**INPUT MATERIAL:**

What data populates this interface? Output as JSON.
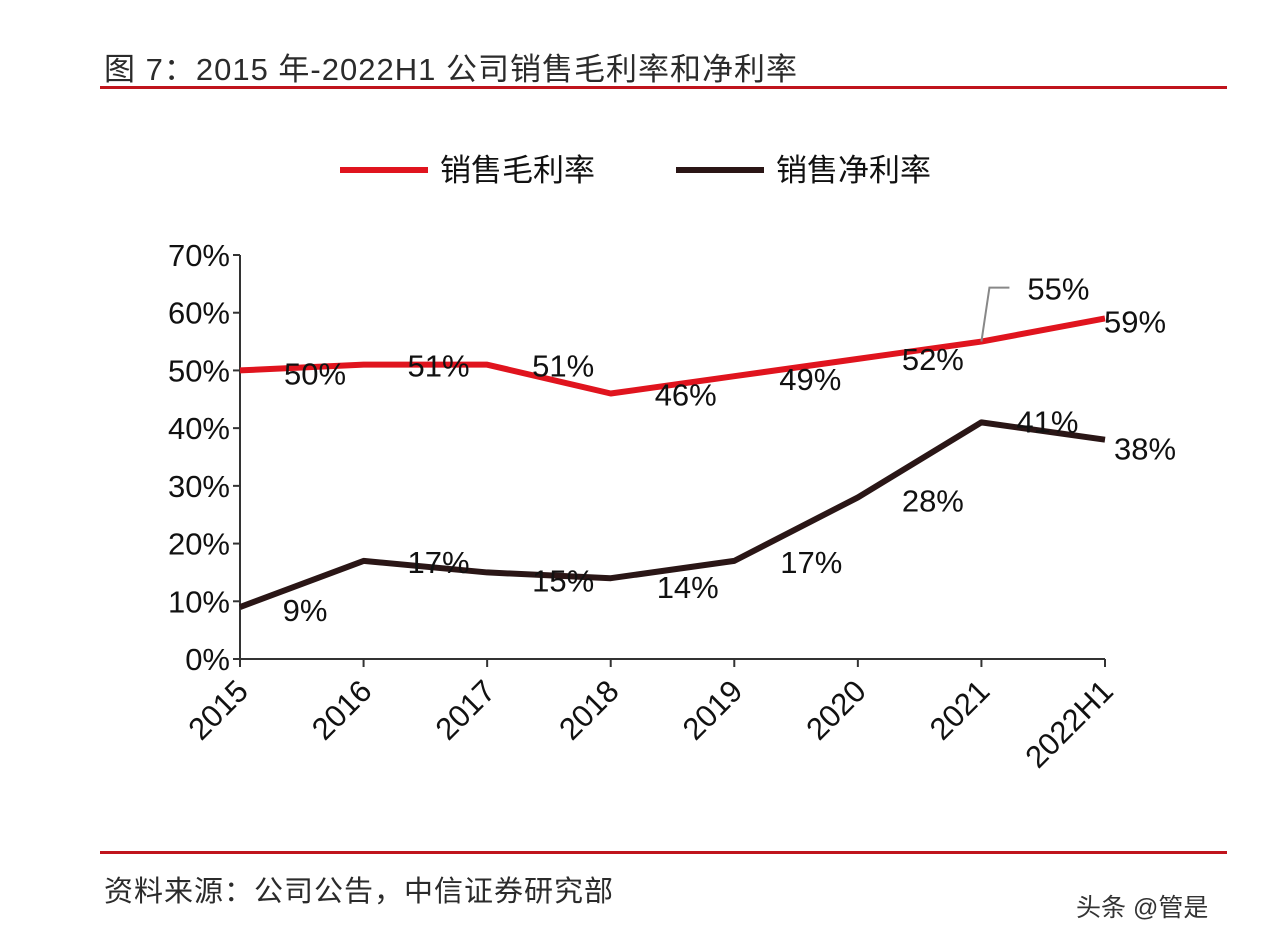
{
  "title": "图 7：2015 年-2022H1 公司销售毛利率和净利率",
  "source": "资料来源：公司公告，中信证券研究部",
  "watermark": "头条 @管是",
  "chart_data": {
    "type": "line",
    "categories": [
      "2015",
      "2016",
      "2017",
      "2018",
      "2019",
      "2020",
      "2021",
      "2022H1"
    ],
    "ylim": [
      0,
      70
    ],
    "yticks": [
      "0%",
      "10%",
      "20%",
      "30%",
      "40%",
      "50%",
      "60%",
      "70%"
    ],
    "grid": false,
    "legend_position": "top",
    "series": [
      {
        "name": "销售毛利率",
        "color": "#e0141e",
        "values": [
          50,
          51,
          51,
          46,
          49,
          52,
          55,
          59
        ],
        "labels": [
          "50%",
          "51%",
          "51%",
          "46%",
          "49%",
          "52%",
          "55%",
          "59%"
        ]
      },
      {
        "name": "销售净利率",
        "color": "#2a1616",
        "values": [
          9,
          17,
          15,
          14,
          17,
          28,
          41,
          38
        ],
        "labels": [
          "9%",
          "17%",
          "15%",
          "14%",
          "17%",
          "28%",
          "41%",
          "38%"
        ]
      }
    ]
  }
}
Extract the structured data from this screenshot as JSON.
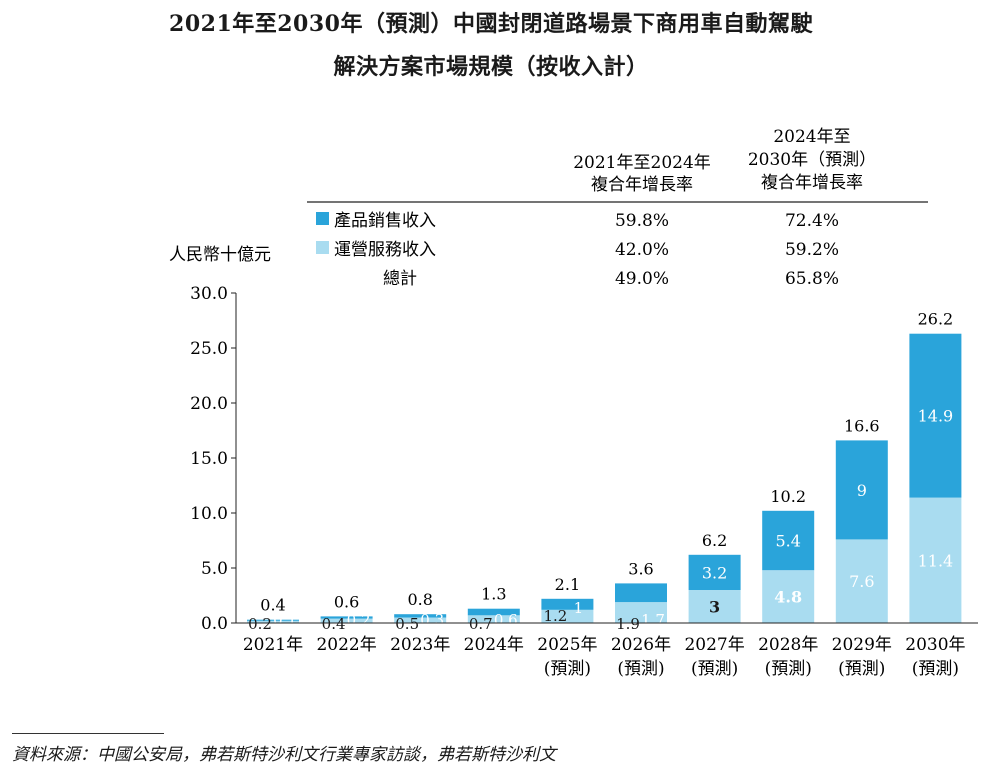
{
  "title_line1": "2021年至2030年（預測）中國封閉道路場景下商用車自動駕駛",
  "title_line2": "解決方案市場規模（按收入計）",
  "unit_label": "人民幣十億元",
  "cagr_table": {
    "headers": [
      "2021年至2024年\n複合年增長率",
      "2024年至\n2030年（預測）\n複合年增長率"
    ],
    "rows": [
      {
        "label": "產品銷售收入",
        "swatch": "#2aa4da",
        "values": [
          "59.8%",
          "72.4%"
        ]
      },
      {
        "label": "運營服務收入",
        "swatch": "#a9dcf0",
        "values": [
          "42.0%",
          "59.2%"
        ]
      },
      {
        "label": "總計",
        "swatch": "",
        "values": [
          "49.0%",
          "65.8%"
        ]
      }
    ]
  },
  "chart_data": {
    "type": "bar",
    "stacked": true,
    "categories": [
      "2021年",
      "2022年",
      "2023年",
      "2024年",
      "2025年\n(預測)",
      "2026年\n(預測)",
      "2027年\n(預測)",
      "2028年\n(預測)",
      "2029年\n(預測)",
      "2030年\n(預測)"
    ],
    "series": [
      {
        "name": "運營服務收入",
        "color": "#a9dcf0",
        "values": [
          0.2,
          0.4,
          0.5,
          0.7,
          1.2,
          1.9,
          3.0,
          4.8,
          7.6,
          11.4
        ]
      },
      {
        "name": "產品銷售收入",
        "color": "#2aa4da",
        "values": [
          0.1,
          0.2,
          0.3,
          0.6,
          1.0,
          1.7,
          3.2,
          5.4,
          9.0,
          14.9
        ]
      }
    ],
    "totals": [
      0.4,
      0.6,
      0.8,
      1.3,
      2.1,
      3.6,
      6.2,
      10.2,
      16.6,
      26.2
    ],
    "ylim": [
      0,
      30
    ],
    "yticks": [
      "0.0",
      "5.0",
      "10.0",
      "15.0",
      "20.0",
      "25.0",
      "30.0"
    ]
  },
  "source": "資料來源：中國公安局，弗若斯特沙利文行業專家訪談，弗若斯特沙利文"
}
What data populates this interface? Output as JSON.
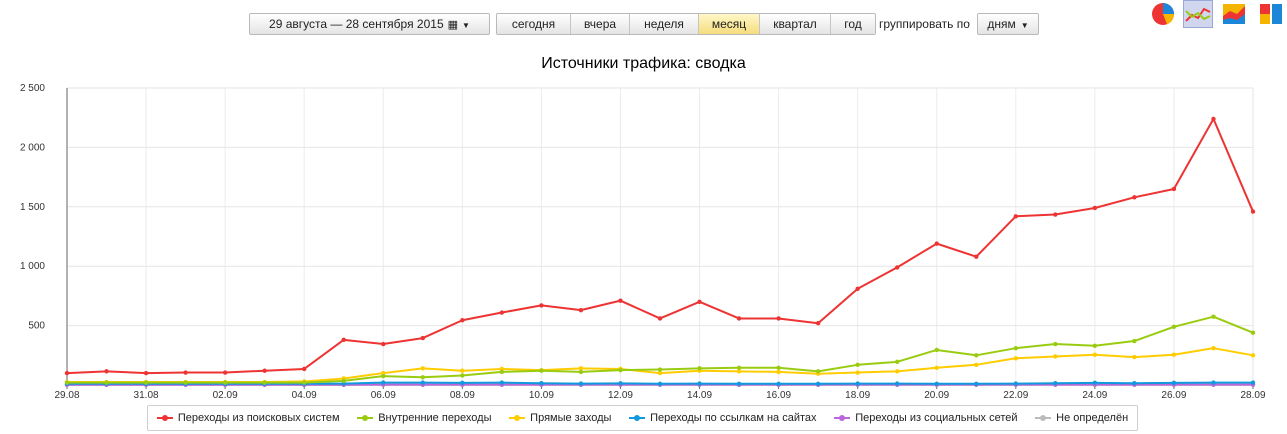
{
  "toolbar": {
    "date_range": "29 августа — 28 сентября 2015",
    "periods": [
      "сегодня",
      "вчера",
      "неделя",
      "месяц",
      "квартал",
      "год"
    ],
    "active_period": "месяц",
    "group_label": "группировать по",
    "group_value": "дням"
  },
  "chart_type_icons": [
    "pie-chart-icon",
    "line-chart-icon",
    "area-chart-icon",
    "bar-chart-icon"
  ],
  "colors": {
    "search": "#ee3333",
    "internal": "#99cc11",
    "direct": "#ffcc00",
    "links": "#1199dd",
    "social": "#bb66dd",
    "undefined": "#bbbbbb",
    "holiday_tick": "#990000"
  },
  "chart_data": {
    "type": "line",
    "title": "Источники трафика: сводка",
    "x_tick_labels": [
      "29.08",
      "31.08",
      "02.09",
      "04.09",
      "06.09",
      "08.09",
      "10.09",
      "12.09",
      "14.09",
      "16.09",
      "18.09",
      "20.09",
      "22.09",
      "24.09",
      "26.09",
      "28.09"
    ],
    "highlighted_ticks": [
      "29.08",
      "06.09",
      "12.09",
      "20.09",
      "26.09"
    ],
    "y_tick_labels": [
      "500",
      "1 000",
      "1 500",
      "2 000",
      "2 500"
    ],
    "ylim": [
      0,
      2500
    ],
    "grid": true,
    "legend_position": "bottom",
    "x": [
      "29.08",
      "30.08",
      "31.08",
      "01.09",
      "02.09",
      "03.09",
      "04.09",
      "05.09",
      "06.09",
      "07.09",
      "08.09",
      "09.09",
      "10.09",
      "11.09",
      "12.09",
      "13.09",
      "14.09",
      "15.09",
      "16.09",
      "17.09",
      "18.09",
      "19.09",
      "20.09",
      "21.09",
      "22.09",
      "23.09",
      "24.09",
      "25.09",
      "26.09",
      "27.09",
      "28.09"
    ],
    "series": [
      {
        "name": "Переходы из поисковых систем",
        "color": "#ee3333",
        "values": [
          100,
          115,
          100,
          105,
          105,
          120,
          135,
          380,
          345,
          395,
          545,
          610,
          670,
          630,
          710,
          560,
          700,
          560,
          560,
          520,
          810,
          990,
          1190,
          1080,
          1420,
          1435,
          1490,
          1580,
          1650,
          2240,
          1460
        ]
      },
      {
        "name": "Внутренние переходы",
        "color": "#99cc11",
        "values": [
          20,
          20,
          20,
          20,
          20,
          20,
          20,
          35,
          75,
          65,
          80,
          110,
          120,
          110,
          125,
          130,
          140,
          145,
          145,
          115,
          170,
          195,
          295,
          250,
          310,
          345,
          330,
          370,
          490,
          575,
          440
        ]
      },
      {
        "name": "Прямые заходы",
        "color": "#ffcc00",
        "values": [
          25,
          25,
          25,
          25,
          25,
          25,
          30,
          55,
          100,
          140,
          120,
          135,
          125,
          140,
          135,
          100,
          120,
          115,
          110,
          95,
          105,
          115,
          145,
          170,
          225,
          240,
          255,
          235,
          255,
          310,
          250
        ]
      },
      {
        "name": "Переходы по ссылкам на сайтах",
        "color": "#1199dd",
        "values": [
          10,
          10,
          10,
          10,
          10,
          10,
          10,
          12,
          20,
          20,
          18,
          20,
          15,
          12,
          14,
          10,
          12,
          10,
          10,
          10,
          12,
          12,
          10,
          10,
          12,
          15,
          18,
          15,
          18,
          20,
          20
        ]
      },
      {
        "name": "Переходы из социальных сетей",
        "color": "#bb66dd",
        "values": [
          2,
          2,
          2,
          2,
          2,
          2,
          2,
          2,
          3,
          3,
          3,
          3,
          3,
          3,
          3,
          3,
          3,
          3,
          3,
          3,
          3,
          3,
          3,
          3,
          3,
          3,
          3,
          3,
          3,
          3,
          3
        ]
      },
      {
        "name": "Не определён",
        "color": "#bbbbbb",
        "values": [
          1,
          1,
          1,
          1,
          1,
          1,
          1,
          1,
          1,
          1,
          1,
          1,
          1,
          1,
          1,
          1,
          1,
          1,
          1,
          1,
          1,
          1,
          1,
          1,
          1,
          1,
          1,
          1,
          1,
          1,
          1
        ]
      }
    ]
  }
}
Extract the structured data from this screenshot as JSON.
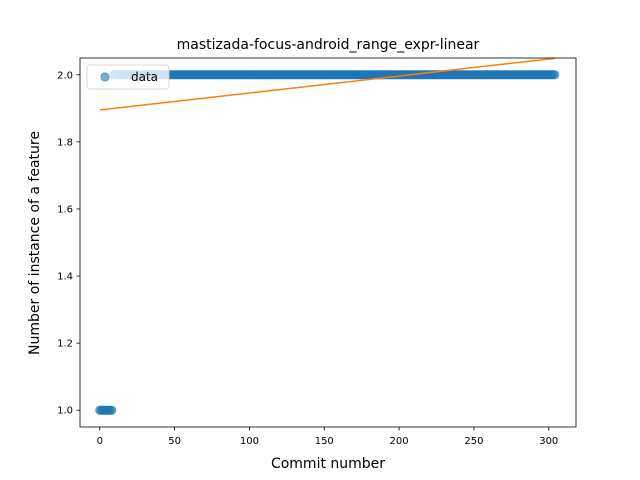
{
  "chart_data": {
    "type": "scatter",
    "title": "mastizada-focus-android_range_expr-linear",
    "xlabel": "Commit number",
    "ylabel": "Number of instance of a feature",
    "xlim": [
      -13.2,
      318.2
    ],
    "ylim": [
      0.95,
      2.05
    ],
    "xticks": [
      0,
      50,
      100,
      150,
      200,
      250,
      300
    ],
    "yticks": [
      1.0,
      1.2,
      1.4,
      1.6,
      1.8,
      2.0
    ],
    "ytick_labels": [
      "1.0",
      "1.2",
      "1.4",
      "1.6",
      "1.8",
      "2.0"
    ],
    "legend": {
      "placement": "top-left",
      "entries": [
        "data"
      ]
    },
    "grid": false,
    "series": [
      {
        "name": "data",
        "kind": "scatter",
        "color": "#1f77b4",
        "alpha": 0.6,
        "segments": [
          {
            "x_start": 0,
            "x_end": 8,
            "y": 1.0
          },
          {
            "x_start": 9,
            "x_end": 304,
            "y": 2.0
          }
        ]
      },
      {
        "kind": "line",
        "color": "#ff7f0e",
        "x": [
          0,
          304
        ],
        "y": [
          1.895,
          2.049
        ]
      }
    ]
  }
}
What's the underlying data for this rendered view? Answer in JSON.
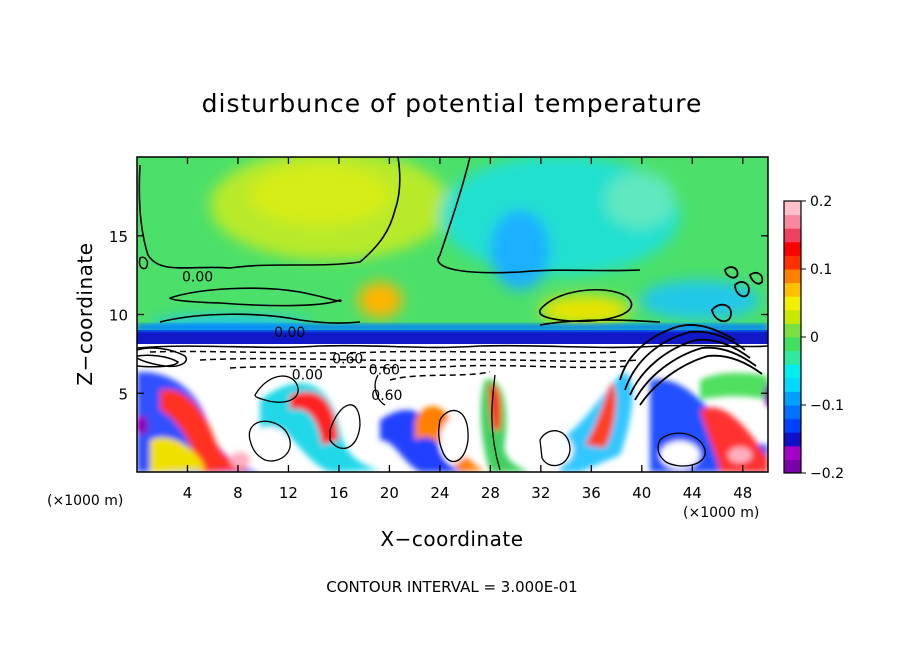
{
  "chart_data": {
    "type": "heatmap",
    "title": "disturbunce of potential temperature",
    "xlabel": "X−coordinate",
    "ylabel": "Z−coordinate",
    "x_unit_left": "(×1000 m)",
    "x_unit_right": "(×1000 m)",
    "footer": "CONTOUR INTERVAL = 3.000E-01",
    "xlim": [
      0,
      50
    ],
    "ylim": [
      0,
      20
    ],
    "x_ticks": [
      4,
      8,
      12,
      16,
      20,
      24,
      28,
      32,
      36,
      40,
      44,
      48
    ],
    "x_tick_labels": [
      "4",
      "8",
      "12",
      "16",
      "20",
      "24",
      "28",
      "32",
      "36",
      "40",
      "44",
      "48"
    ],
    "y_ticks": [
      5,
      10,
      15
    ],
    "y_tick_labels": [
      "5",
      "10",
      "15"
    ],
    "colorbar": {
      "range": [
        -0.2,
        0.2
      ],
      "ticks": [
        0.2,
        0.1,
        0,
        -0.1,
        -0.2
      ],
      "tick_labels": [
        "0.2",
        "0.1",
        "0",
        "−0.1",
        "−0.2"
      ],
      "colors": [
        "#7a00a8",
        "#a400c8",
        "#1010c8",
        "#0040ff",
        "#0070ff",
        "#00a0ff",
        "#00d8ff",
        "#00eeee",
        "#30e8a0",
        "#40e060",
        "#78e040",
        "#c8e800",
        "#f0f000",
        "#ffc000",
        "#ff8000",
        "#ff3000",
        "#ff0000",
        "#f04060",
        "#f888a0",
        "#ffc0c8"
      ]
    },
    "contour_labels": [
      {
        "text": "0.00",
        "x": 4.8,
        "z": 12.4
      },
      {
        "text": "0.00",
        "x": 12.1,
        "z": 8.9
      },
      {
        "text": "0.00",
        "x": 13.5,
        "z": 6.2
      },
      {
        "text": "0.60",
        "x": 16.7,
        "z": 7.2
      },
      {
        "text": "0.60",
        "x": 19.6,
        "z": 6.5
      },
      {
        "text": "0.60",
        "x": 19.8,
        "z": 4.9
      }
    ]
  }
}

**WRITTEN TASK:** Give the number of lines in the data that contain "name", with no other words.

**ANSWER TO THE PROBLEM:** 11